[Exercise requirements] Each entry should be quoted word for word, including every mark of punctuation.

[Records supplied]
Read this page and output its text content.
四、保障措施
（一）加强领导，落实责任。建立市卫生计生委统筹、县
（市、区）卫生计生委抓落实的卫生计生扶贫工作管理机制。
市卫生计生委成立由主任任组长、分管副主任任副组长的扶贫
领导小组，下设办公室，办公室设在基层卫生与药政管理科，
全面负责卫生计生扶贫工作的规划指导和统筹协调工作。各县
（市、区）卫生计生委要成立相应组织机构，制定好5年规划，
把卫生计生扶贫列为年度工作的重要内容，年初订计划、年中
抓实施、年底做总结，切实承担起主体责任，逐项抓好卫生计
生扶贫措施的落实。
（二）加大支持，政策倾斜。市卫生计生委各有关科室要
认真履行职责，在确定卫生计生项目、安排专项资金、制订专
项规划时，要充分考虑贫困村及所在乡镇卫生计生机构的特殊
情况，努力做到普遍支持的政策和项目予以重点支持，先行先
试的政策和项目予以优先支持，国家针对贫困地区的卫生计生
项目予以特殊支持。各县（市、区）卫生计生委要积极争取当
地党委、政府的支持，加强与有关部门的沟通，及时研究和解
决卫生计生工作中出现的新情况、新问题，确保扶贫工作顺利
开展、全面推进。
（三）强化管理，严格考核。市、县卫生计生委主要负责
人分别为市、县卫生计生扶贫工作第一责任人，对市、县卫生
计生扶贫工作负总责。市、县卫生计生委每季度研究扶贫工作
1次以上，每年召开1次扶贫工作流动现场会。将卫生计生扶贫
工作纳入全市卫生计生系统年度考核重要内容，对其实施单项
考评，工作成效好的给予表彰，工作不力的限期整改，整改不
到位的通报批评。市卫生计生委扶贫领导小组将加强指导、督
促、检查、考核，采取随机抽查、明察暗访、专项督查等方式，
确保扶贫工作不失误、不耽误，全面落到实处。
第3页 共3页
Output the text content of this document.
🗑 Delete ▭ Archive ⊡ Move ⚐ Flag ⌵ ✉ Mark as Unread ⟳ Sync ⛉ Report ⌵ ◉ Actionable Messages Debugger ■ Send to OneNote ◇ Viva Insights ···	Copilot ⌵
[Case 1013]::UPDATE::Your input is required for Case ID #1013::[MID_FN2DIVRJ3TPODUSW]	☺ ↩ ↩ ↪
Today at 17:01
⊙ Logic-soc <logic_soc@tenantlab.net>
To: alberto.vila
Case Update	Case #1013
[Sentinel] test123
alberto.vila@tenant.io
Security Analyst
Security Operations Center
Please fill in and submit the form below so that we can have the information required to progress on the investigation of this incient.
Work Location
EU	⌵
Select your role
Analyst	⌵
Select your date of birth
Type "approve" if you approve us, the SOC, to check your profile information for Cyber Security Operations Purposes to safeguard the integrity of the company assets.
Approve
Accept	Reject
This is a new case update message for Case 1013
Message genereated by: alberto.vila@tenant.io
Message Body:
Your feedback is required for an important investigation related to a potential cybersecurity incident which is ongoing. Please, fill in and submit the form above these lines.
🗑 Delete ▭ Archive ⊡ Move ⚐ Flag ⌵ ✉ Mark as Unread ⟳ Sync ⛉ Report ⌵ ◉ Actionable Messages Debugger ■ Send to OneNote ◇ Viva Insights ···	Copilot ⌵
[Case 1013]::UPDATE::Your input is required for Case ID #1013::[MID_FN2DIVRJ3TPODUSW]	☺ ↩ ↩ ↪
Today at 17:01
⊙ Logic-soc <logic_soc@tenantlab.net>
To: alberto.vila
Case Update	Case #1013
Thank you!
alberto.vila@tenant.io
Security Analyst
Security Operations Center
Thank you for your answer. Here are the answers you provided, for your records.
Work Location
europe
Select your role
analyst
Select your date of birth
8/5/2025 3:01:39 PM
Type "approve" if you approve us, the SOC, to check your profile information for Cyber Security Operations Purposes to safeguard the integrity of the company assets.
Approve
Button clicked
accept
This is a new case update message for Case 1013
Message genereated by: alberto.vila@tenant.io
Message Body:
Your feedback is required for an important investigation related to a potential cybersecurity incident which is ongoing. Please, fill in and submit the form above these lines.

[Complete answer]
Read this page and output its text content.
四、保障措施
（一）加强领导，落实责任。建立市卫生计生委统筹、县
（市、区）卫生计生委抓落实的卫生计生扶贫工作管理机制。
市卫生计生委成立由主任任组长、分管副主任任副组长的扶贫
领导小组，下设办公室，办公室设在基层卫生与药政管理科，
全面负责卫生计生扶贫工作的规划指导和统筹协调工作。各县
（市、区）卫生计生委要成立相应组织机构，制定好5年规划，
把卫生计生扶贫列为年度工作的重要内容，年初订计划、年中
抓实施、年底做总结，切实承担起主体责任，逐项抓好卫生计
生扶贫措施的落实。
（二）加大支持，政策倾斜。市卫生计生委各有关科室要
认真履行职责，在确定卫生计生项目、安排专项资金、制订专
项规划时，要充分考虑贫困村及所在乡镇卫生计生机构的特殊
情况，努力做到普遍支持的政策和项目予以重点支持，先行先
试的政策和项目予以优先支持，国家针对贫困地区的卫生计生
项目予以特殊支持。各县（市、区）卫生计生委要积极争取当
地党委、政府的支持，加强与有关部门的沟通，及时研究和解
决卫生计生工作中出现的新情况、新问题，确保扶贫工作顺利
开展、全面推进。
（三）强化管理，严格考核。市、县卫生计生委主要负责
人分别为市、县卫生计生扶贫工作第一责任人，对市、县卫生
计生扶贫工作负总责。市、县卫生计生委每季度研究扶贫工作
1次以上，每年召开1次扶贫工作流动现场会。将卫生计生扶贫
工作纳入全市卫生计生系统年度考核重要内容，对其实施单项
考评，工作成效好的给予表彰，工作不力的限期整改，整改不
到位的通报批评。市卫生计生委扶贫领导小组将加强指导、督
促、检查、考核，采取随机抽查、明察暗访、专项督查等方式，
确保扶贫工作不失误、不耽误，全面落到实处。
第3页 共3页
Output the text content of this document.
🗑 Delete ▭ Archive ⊡ Move ⚐ Flag ⌵ ✉ Mark as Unread ⟳ Sync ⛉ Report ⌵ ◉ Actionable Messages Debugger ■ Send to OneNote ◇ Viva Insights ···	Copilot ⌵
[Case 1013]::UPDATE::Your input is required for Case ID #1013::[MID_FN2DIVRJ3TPODUSW]	☺ ↩ ↩ ↪
Today at 17:01
⊙ Logic-soc <logic_soc@tenantlab.net>
To: alberto.vila
Case Update	Case #1013
[Sentinel] test123
alberto.vila@tenant.io
Security Analyst
Security Operations Center
Please fill in and submit the form below so that we can have the information required to progress on the investigation of this incient.
Work Location
EU	⌵
Select your role
Analyst	⌵
Select your date of birth
Type "approve" if you approve us, the SOC, to check your profile information for Cyber Security Operations Purposes to safeguard the integrity of the company assets.
Approve
Accept	Reject
This is a new case update message for Case 1013
Message genereated by: alberto.vila@tenant.io
Message Body:
Your feedback is required for an important investigation related to a potential cybersecurity incident which is ongoing. Please, fill in and submit the form above these lines.
🗑 Delete ▭ Archive ⊡ Move ⚐ Flag ⌵ ✉ Mark as Unread ⟳ Sync ⛉ Report ⌵ ◉ Actionable Messages Debugger ■ Send to OneNote ◇ Viva Insights ···	Copilot ⌵
[Case 1013]::UPDATE::Your input is required for Case ID #1013::[MID_FN2DIVRJ3TPODUSW]	☺ ↩ ↩ ↪
Today at 17:01
⊙ Logic-soc <logic_soc@tenantlab.net>
To: alberto.vila
Case Update	Case #1013
Thank you!
alberto.vila@tenant.io
Security Analyst
Security Operations Center
Thank you for your answer. Here are the answers you provided, for your records.
Work Location
europe
Select your role
analyst
Select your date of birth
8/5/2025 3:01:39 PM
Type "approve" if you approve us, the SOC, to check your profile information for Cyber Security Operations Purposes to safeguard the integrity of the company assets.
Approve
Button clicked
accept
This is a new case update message for Case 1013
Message genereated by: alberto.vila@tenant.io
Message Body:
Your feedback is required for an important investigation related to a potential cybersecurity incident which is ongoing. Please, fill in and submit the form above these lines.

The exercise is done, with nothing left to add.